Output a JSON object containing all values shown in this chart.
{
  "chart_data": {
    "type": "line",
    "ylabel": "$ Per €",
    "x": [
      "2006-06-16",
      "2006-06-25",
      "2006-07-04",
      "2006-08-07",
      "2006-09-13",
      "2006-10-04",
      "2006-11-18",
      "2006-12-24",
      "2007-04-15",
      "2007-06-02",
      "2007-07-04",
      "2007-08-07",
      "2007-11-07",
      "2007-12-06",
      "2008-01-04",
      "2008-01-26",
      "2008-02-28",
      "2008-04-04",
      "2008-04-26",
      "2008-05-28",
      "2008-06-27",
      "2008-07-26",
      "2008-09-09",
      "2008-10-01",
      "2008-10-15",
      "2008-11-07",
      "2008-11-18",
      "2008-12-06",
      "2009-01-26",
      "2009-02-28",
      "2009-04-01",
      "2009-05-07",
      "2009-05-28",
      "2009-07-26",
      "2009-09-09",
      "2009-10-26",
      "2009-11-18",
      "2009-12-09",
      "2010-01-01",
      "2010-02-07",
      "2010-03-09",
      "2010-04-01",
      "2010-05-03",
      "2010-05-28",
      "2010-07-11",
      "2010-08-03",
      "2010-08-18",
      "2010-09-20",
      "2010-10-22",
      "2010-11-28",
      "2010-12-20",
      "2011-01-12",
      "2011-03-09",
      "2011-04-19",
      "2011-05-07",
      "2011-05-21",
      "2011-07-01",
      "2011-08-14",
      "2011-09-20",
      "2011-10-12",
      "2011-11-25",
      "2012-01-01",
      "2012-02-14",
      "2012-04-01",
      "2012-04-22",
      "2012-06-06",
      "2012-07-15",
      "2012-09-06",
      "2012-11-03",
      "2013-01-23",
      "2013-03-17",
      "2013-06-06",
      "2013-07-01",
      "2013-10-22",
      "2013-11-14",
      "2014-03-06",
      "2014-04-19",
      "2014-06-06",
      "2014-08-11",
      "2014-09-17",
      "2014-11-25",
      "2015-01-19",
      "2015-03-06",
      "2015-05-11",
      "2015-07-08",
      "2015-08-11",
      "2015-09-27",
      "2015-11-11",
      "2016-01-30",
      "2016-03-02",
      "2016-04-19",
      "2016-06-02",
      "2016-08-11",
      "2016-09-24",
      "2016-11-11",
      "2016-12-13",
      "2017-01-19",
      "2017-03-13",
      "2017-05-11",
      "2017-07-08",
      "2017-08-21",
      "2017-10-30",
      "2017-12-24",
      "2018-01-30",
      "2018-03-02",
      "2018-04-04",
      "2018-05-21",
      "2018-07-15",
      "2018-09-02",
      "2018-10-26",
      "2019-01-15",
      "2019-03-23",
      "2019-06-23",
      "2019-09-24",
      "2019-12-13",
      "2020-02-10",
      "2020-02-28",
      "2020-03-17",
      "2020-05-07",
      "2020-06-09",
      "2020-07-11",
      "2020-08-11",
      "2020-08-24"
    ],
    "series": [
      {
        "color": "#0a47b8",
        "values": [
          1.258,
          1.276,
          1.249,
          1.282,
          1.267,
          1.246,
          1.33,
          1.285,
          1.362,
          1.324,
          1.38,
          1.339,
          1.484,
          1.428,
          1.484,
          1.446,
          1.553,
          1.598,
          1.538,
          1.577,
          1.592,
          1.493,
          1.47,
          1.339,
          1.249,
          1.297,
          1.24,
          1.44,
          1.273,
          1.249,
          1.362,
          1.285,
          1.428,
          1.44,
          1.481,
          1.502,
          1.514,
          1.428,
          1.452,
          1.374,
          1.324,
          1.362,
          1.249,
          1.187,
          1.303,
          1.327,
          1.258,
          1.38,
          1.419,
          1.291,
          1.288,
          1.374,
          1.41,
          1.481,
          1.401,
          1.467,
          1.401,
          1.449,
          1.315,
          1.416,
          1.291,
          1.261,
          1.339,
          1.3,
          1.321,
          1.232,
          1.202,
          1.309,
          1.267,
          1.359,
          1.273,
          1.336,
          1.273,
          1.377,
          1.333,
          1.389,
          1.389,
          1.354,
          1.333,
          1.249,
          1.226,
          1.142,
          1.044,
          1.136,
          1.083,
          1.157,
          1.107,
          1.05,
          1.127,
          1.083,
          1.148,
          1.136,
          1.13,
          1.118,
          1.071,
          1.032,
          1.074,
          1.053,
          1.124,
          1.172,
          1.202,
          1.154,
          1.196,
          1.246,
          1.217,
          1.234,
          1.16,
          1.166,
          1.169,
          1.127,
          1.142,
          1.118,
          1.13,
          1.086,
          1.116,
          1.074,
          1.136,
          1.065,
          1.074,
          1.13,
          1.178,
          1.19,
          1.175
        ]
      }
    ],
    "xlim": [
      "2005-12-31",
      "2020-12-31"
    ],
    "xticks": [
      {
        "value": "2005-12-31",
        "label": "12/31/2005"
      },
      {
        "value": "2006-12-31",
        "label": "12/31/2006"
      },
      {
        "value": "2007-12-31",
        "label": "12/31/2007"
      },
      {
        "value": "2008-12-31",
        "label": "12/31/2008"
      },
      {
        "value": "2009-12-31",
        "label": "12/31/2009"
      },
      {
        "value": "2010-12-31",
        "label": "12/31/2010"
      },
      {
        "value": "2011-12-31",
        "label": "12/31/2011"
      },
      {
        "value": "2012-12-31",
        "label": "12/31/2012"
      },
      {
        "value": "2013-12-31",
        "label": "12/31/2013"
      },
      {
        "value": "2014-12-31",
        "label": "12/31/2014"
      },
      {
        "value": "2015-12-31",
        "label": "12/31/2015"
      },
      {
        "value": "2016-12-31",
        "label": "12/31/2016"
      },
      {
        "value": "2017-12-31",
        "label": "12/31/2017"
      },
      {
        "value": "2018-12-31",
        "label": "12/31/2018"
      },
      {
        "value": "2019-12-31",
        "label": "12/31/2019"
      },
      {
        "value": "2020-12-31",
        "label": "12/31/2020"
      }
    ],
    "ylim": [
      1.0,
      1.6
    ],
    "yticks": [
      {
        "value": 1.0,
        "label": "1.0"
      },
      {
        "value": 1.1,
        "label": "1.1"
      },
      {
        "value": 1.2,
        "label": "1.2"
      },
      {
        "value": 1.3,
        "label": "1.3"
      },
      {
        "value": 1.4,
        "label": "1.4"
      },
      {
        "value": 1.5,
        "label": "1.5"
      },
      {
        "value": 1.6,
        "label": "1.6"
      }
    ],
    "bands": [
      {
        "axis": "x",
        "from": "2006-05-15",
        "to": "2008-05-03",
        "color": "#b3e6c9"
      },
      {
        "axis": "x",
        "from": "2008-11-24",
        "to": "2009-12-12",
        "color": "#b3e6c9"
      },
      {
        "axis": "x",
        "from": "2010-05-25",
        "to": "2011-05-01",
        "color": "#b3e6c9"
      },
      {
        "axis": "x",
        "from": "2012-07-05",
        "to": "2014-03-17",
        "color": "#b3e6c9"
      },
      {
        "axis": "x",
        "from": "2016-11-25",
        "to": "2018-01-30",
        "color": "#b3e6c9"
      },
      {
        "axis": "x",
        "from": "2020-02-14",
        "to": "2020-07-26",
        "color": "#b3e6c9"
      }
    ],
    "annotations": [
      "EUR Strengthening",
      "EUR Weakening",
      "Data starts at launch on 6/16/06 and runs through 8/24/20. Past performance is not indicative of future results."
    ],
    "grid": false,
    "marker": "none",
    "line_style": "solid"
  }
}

──────────────────────────────

Tally up the lines with the word "values" in them, and answer with that number by itself.

→ **Solved problem**: 2